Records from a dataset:

* BEGIN *

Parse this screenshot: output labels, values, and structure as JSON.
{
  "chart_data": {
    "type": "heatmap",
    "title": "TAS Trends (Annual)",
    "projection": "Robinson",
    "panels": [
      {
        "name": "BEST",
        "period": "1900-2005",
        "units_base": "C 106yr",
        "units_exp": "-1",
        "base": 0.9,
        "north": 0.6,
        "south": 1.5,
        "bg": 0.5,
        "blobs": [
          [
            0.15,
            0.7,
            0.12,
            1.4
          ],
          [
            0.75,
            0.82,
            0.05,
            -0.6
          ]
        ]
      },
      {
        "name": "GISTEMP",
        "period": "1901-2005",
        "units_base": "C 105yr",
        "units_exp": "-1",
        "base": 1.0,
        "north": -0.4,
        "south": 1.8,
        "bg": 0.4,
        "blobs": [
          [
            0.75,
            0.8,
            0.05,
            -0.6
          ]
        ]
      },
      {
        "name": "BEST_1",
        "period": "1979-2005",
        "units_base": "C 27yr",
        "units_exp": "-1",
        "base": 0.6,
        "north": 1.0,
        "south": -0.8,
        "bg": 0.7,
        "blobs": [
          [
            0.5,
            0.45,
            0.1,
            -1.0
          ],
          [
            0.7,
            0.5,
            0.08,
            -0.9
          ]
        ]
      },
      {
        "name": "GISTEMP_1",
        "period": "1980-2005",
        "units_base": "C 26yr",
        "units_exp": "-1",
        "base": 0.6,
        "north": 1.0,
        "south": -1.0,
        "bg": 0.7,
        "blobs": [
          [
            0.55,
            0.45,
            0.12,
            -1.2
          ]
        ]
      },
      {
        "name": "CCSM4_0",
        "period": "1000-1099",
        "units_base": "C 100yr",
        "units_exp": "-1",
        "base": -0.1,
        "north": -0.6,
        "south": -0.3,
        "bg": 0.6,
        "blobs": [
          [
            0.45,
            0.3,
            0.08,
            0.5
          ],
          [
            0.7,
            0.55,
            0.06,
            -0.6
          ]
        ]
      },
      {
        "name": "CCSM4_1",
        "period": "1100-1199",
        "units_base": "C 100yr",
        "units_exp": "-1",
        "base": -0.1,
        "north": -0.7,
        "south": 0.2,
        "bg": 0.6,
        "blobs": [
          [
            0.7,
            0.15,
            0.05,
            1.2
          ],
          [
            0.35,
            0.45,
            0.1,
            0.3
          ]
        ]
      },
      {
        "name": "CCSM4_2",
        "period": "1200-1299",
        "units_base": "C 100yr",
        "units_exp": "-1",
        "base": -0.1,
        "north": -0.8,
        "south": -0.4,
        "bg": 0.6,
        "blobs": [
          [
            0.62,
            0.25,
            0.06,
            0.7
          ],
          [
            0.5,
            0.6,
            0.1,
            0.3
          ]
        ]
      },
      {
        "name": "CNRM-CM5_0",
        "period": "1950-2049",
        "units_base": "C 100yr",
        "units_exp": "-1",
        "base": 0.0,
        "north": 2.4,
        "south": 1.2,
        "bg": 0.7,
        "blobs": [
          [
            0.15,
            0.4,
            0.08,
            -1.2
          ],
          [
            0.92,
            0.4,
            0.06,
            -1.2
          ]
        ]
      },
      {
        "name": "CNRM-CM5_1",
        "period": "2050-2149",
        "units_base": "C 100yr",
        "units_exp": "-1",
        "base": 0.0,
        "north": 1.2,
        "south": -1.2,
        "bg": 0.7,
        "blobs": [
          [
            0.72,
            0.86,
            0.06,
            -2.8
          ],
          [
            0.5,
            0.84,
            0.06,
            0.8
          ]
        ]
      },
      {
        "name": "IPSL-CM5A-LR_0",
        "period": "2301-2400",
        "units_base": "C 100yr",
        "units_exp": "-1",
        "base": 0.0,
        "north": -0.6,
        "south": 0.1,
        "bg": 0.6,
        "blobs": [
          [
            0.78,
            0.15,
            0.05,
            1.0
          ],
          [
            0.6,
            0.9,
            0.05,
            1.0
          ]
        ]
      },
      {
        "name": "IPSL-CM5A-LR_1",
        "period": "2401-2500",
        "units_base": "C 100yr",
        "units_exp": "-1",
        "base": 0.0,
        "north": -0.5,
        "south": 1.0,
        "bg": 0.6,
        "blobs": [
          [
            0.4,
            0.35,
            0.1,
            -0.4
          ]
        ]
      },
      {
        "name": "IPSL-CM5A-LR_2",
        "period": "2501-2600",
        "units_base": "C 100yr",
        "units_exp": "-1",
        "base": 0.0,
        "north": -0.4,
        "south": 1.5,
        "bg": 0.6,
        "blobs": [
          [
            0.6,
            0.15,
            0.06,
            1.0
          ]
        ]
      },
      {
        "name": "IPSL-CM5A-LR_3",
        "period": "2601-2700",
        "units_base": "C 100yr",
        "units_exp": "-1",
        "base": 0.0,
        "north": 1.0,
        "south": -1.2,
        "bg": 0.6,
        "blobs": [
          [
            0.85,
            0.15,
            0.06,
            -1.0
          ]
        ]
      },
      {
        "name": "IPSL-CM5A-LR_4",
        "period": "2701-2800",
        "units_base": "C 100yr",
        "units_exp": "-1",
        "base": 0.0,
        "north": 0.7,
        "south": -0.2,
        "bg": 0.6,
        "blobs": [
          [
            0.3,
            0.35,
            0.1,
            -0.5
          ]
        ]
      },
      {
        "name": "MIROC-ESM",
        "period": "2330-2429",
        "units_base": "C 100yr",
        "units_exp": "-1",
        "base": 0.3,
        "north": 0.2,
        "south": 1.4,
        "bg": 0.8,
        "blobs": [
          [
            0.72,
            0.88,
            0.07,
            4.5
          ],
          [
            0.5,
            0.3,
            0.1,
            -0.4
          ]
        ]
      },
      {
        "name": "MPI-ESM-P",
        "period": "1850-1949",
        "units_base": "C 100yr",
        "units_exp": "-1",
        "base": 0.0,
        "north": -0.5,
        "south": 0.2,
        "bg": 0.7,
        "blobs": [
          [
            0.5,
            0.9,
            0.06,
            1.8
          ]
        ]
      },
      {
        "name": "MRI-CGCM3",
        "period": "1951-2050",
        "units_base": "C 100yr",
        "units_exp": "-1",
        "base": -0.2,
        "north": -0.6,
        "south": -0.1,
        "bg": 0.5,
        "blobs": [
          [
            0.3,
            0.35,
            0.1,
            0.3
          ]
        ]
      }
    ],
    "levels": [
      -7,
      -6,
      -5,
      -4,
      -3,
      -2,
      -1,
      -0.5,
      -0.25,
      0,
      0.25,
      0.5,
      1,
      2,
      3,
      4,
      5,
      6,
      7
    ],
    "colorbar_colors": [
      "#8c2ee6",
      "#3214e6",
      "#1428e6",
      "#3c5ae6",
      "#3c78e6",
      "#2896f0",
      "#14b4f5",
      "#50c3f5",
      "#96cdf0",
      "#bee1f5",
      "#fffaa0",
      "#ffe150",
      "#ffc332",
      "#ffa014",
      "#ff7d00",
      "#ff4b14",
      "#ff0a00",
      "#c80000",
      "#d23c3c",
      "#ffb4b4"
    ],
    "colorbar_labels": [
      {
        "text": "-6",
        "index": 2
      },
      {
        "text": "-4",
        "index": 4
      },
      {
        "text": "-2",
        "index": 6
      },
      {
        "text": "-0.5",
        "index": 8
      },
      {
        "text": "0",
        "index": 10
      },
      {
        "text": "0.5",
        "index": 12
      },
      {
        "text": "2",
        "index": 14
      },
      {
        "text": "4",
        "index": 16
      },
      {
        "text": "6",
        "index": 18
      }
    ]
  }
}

* END *

> _The exercise_
Only lines with the string "text" belong in your answer; copy each one.

> _Result below_
        "text": "-6",
        "text": "-4",
        "text": "-2",
        "text": "-0.5",
        "text": "0",
        "text": "0.5",
        "text": "2",
        "text": "4",
        "text": "6",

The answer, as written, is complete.